#### [What you should do]
For every line in the records that has the word "environnement", make a copy.

(Entries from a dataset)
┌────────

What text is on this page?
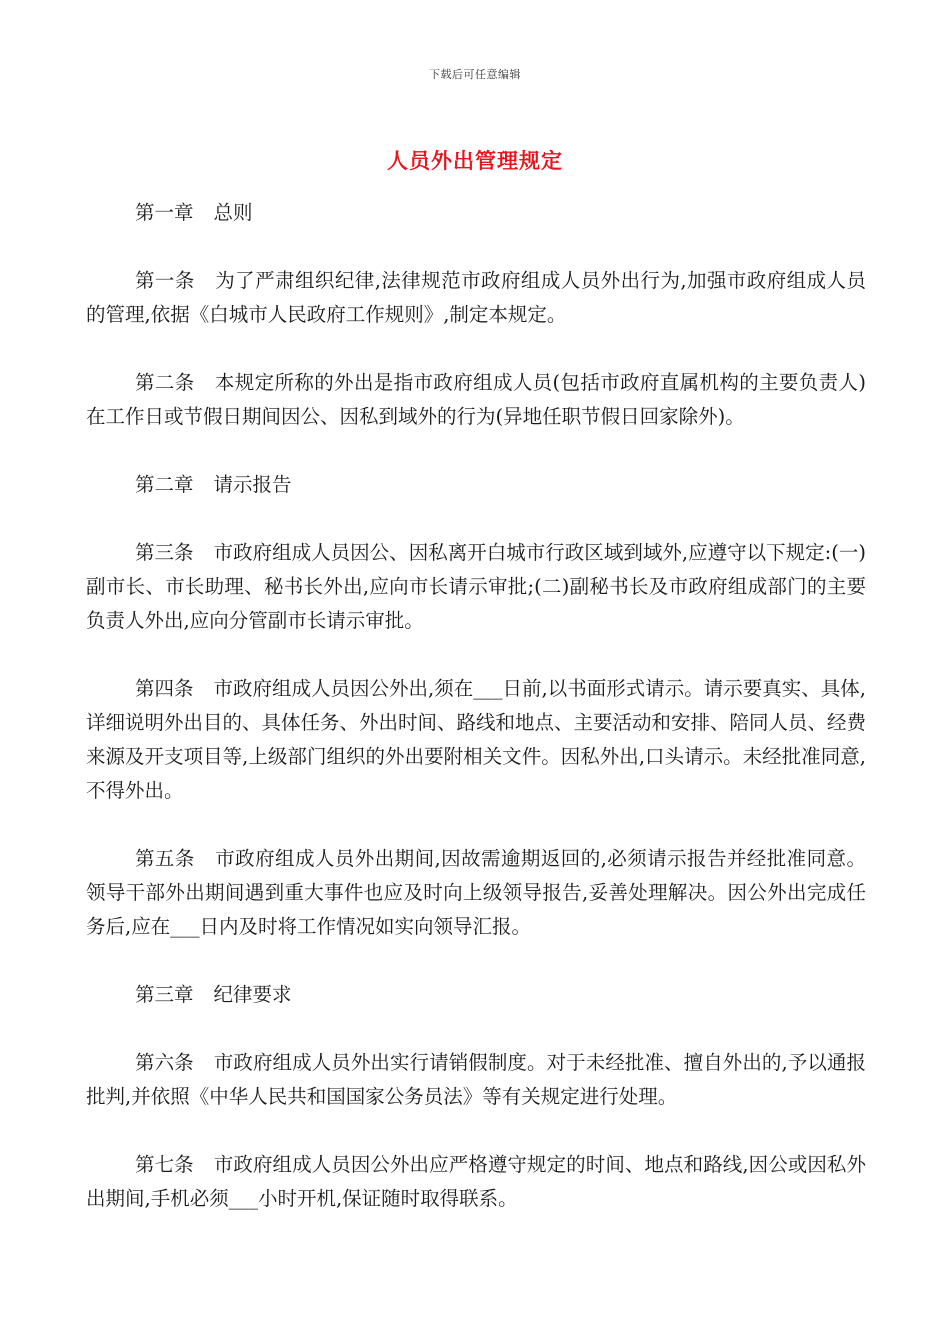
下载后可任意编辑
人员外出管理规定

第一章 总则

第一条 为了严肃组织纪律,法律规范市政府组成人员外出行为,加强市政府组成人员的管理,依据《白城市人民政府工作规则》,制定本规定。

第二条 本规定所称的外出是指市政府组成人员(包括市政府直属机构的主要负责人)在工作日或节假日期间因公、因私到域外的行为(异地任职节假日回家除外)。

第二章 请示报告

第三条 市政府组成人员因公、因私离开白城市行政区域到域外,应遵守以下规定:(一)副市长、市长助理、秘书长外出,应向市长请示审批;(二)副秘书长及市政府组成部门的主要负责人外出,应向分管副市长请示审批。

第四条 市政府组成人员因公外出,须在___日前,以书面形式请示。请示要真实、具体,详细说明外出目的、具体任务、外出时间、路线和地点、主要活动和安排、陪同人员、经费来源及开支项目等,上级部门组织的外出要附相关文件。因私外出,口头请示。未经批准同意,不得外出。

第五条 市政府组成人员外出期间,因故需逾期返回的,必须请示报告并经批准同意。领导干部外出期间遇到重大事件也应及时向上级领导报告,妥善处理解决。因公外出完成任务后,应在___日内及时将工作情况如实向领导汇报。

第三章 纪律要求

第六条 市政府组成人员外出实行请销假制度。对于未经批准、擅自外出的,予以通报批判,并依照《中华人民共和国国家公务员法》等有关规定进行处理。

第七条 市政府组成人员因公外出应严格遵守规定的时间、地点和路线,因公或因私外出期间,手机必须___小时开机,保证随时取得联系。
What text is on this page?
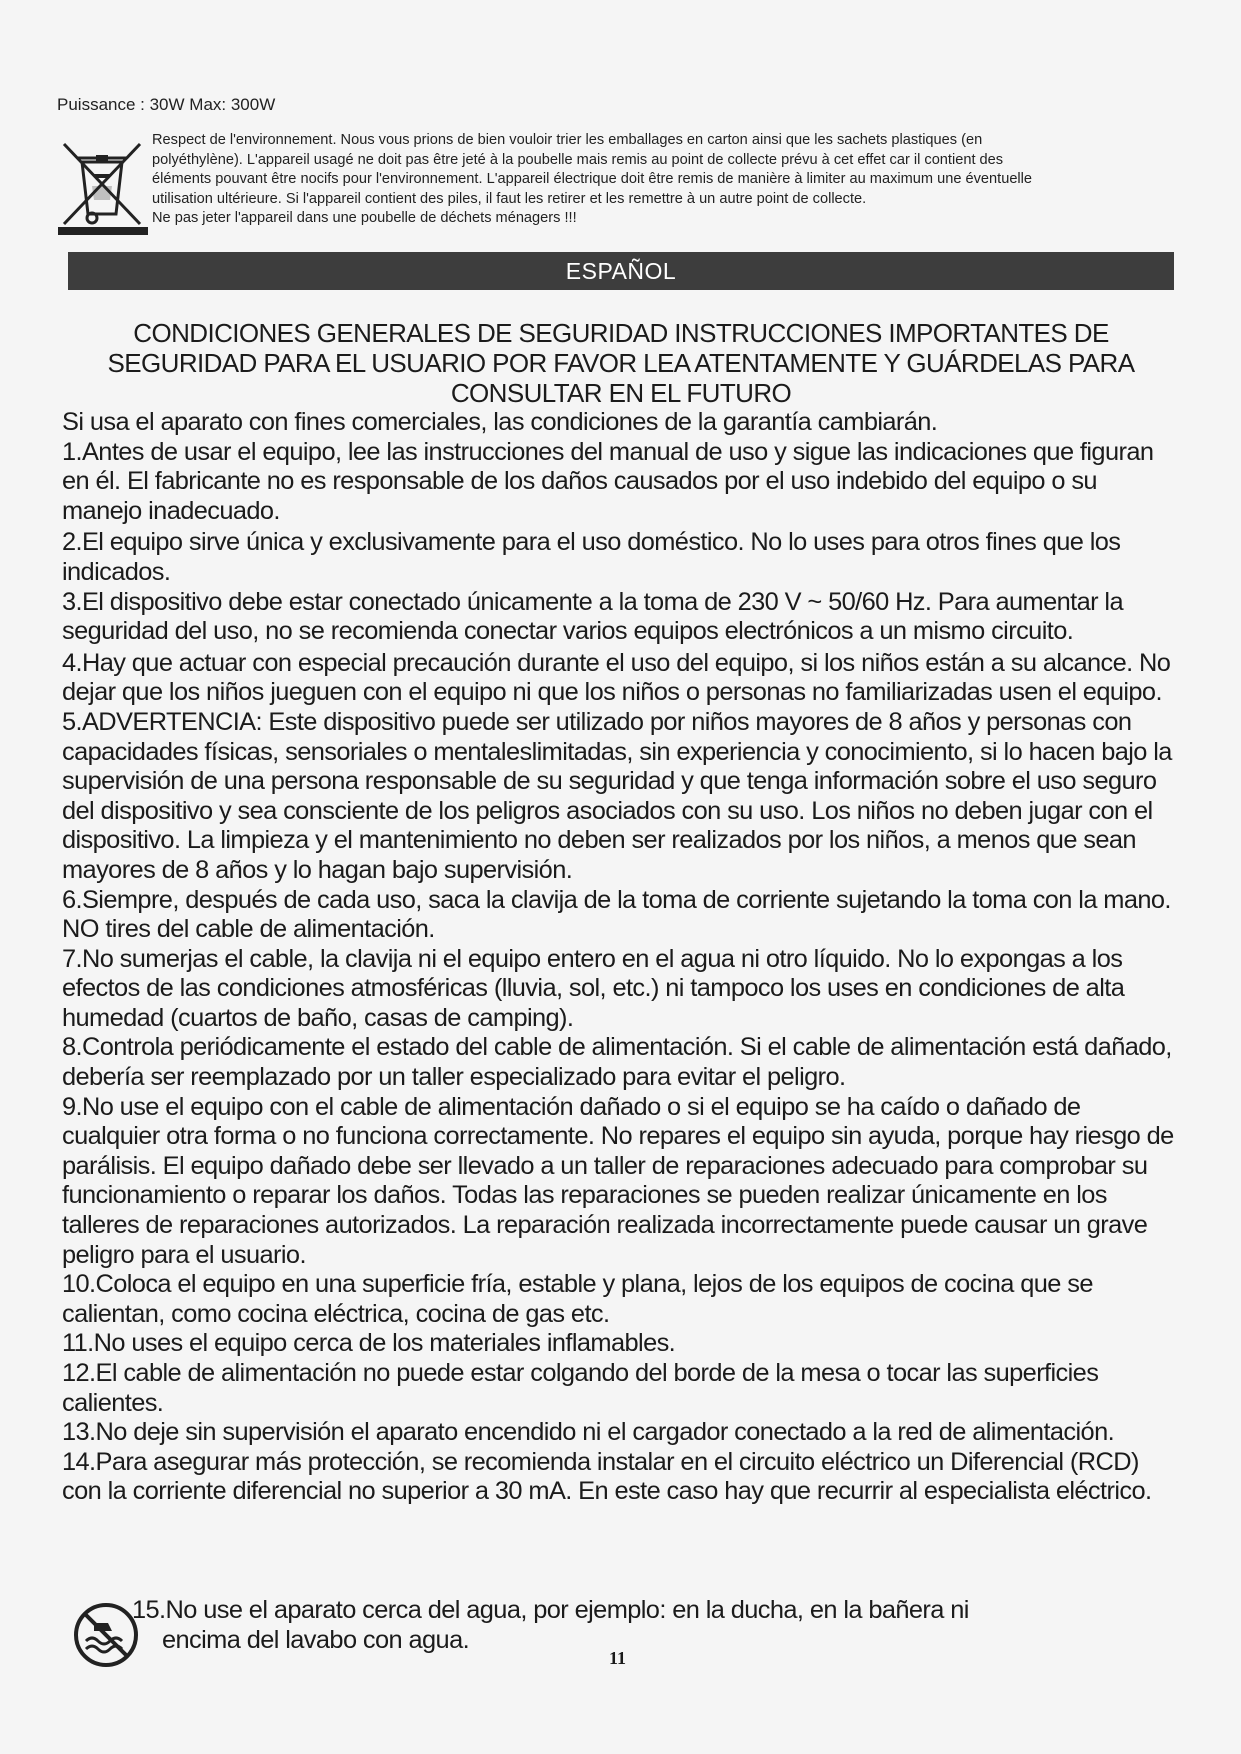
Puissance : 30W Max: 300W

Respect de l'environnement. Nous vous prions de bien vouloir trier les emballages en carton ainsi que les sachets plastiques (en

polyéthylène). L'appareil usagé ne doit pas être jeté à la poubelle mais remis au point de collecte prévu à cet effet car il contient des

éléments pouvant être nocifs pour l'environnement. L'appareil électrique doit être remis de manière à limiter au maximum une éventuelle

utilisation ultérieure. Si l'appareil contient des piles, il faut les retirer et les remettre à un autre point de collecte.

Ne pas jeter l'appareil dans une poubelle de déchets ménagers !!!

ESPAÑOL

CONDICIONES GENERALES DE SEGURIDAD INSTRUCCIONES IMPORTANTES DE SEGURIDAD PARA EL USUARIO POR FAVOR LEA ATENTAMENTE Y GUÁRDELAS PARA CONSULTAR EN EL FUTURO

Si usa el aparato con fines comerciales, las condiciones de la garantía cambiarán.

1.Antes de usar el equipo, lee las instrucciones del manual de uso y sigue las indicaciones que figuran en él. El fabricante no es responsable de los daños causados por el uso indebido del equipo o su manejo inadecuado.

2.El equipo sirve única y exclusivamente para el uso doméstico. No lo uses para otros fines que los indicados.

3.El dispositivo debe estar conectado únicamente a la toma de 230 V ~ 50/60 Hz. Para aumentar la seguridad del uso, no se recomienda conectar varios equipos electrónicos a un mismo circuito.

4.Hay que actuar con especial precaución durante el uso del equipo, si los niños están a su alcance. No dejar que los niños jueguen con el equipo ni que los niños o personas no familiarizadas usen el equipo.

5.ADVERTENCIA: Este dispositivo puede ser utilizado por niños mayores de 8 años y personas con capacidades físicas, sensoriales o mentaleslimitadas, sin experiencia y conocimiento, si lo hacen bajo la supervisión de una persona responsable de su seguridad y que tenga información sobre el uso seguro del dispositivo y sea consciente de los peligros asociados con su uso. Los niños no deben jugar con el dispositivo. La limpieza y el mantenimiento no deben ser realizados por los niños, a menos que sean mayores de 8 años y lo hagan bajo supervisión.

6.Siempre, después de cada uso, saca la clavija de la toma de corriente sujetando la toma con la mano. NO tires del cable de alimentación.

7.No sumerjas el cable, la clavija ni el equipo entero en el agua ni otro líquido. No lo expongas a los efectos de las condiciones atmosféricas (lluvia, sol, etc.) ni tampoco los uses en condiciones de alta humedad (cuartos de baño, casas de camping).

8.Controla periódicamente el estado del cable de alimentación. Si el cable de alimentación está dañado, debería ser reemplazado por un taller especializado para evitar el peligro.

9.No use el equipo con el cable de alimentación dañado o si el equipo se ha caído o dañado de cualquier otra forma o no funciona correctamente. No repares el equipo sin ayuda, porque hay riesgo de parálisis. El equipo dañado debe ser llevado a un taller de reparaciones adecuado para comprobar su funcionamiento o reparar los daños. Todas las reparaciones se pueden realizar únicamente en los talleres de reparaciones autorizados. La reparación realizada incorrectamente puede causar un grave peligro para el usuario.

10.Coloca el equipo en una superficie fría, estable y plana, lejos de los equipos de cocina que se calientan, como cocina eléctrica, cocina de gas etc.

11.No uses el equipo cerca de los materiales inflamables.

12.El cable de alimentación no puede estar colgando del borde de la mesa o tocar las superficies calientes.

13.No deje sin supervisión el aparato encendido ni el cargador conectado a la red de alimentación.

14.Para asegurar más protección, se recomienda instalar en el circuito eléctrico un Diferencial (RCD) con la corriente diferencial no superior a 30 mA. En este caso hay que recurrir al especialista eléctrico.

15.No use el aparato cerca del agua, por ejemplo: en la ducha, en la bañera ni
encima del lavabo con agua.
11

└────────
┌────────

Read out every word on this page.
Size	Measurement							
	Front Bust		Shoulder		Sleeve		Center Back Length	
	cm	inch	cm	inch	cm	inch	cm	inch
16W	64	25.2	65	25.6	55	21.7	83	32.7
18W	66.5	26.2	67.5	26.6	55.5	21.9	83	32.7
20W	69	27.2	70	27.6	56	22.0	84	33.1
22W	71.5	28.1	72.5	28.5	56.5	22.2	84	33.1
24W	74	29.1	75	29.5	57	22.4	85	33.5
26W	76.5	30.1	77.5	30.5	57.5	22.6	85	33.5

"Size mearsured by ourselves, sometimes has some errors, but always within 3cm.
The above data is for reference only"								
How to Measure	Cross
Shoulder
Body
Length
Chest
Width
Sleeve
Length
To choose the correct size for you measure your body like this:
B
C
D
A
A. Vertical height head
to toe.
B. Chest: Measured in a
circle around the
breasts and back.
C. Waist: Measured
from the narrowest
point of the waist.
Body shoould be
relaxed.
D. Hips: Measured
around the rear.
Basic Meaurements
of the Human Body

└────────
┌────────

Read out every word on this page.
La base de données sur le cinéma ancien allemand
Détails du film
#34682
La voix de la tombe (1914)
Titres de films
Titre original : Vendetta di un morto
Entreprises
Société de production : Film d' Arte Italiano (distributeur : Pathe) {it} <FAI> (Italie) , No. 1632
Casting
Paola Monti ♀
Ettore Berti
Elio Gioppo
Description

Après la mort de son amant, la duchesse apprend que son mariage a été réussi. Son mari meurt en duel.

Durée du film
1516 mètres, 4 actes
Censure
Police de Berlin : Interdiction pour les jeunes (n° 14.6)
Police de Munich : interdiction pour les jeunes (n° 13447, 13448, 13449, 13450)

└────────

#### [Expected answer]
Respect de l'environnement. Nous vous prions de bien vouloir trier les emballages en carton ainsi que les sachets plastiques (en
éléments pouvant être nocifs pour l'environnement. L'appareil électrique doit être remis de manière à limiter au maximum une éventuelle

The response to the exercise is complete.